# START OF ENTRIES SHOWN

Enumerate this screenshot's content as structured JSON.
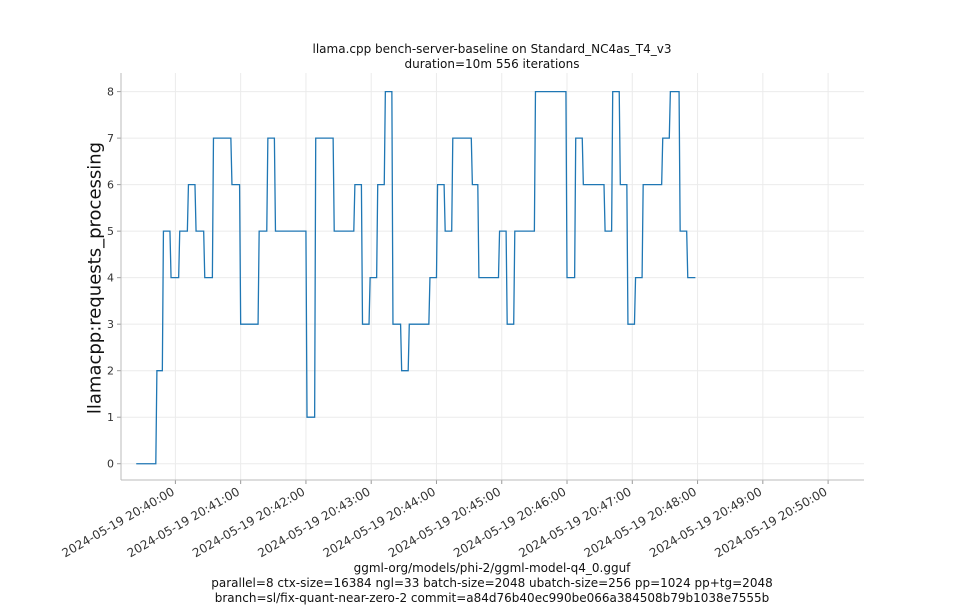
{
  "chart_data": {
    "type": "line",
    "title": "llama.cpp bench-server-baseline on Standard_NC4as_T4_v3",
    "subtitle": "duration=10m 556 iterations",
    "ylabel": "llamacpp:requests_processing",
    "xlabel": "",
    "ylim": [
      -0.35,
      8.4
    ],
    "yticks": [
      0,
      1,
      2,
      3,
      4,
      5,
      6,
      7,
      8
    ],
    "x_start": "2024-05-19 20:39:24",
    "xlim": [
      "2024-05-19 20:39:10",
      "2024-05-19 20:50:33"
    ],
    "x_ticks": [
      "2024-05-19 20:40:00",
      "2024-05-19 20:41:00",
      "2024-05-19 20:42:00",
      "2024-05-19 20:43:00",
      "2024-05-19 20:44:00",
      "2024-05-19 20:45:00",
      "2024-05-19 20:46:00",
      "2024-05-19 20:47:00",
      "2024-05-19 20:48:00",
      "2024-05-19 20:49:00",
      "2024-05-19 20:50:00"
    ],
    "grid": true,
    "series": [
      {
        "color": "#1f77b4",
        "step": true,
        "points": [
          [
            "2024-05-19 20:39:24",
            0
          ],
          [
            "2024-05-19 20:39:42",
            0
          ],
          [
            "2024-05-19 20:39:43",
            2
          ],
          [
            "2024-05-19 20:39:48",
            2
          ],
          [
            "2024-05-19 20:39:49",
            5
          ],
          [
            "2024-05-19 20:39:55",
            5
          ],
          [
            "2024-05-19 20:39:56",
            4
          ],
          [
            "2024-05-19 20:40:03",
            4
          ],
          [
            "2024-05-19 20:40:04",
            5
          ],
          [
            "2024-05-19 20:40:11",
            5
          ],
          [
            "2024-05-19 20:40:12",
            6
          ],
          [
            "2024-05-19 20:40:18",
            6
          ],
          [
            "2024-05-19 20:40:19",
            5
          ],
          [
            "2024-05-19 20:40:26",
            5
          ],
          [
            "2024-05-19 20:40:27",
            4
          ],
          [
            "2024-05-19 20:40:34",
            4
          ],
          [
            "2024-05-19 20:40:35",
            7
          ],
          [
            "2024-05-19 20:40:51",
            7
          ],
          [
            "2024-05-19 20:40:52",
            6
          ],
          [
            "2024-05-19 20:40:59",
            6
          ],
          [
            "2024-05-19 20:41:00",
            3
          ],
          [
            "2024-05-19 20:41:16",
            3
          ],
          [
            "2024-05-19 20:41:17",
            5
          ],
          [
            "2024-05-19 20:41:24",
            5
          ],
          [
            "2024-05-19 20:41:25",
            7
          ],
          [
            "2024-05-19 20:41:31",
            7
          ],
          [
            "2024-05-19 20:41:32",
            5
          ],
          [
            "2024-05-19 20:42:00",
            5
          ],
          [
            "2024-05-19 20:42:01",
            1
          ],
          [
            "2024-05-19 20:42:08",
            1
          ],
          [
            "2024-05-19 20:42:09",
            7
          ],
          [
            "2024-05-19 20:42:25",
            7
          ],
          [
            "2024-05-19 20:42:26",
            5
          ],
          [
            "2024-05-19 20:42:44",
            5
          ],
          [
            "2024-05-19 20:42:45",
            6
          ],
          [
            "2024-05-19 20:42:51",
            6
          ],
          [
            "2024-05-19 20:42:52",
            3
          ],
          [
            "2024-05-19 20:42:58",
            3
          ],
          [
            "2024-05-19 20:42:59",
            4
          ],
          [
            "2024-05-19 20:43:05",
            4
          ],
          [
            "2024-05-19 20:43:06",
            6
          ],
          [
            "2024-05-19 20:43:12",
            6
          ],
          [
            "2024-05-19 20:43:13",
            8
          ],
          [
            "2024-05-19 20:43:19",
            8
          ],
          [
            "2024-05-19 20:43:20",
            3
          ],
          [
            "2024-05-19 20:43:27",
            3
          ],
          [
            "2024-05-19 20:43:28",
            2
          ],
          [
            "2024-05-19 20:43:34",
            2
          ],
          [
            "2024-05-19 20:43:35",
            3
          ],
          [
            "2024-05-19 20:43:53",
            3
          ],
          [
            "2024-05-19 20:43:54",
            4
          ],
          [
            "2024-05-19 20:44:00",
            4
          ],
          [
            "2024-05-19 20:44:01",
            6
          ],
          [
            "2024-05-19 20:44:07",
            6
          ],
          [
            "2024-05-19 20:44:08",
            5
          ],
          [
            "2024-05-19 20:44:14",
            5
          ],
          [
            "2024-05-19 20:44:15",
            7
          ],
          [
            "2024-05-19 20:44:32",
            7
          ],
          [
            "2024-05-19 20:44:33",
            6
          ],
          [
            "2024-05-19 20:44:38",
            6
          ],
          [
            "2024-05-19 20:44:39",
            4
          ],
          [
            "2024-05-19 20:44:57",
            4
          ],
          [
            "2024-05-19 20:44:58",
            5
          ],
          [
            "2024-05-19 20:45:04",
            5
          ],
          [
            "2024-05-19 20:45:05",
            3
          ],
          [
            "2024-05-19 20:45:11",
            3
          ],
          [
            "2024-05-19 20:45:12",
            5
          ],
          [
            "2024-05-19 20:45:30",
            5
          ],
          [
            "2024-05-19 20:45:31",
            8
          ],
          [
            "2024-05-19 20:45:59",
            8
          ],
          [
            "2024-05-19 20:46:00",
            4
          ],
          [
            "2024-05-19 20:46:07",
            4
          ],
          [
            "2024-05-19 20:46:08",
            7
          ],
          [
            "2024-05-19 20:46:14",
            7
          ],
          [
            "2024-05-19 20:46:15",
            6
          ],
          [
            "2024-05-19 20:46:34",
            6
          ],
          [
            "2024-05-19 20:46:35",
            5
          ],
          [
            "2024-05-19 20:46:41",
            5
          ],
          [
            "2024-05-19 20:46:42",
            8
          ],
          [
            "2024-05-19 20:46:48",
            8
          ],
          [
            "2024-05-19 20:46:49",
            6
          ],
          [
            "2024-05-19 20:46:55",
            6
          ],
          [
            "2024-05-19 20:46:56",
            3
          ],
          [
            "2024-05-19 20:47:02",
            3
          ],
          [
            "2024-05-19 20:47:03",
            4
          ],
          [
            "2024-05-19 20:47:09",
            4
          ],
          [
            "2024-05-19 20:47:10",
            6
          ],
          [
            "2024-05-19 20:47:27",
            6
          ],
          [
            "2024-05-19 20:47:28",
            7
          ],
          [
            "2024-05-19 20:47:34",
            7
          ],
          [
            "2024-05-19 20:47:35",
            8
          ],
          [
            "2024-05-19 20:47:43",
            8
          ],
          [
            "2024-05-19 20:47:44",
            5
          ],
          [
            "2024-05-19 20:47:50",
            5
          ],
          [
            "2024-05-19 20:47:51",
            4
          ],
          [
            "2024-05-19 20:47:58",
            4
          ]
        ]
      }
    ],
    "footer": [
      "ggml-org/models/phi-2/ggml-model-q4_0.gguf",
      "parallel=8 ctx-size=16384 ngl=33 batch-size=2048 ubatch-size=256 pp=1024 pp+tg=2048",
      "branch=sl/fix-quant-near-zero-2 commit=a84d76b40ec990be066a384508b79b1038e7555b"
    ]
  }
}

# END OF ENTRIES SHOWN
# START OF ENTRIES SHOWN

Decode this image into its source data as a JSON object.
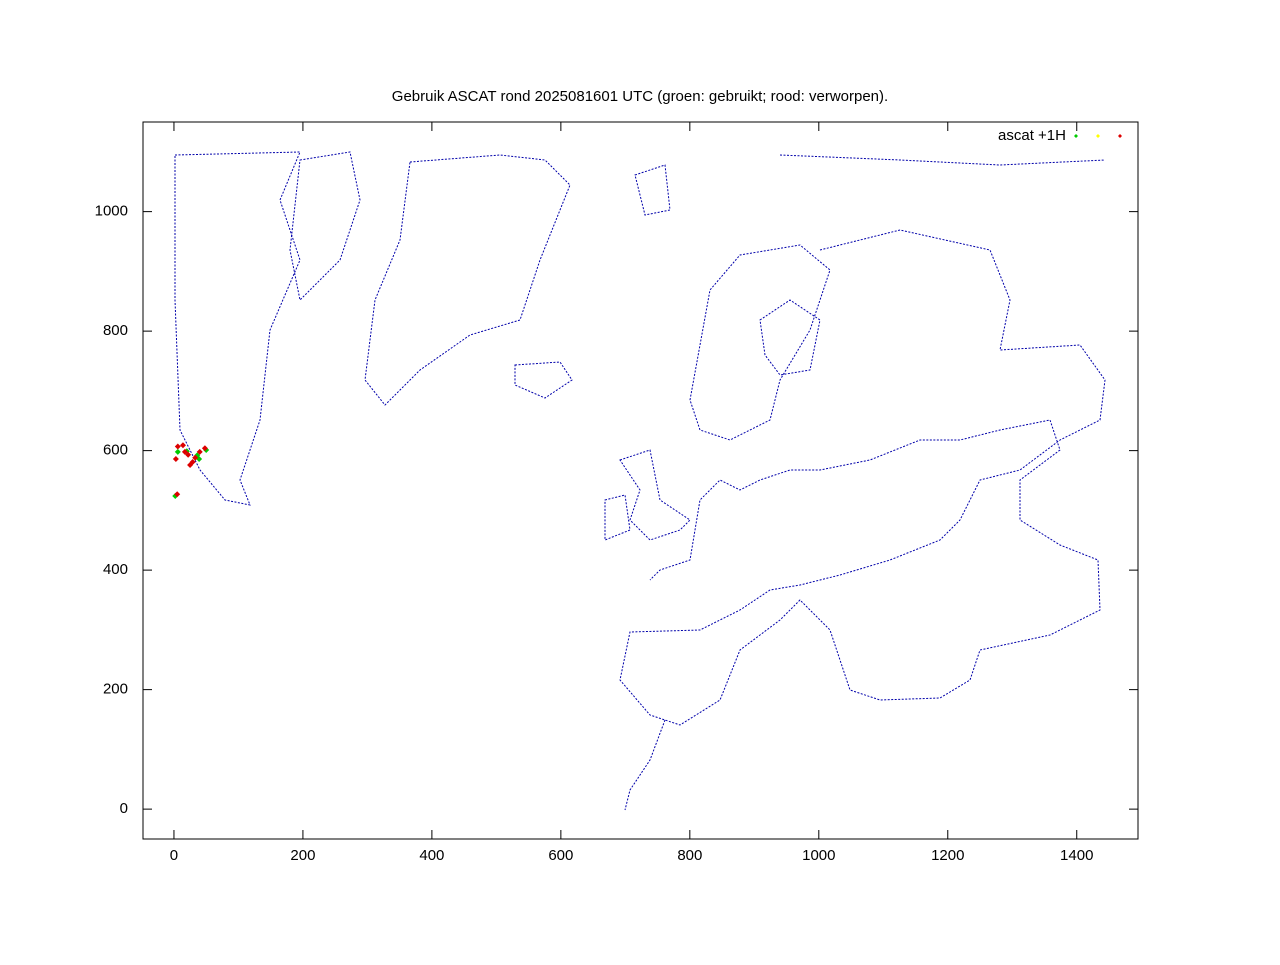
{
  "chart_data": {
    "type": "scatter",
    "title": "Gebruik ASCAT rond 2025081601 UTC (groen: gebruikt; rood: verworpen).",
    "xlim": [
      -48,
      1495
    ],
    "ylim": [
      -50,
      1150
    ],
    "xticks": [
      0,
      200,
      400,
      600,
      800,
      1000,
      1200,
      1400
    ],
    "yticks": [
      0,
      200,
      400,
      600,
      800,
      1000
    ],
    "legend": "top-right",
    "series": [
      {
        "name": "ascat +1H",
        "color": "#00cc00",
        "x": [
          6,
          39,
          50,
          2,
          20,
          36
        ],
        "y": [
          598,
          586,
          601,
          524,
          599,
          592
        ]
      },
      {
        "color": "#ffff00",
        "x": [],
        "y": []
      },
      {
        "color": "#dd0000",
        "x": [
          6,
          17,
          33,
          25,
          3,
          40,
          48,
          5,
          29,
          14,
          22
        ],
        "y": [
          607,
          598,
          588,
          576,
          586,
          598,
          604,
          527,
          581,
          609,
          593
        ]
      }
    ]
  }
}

# END OF ENTRIES SHOWN

▶ **AIM**
Pull out all lines from the entries above in which the word "color" appears.

▶ **ANSWER TO THIS EXERCISE**
        "color": "#1f77b4",
        "color": "#00cc00",
        "color": "#ffff00",
        "color": "#dd0000",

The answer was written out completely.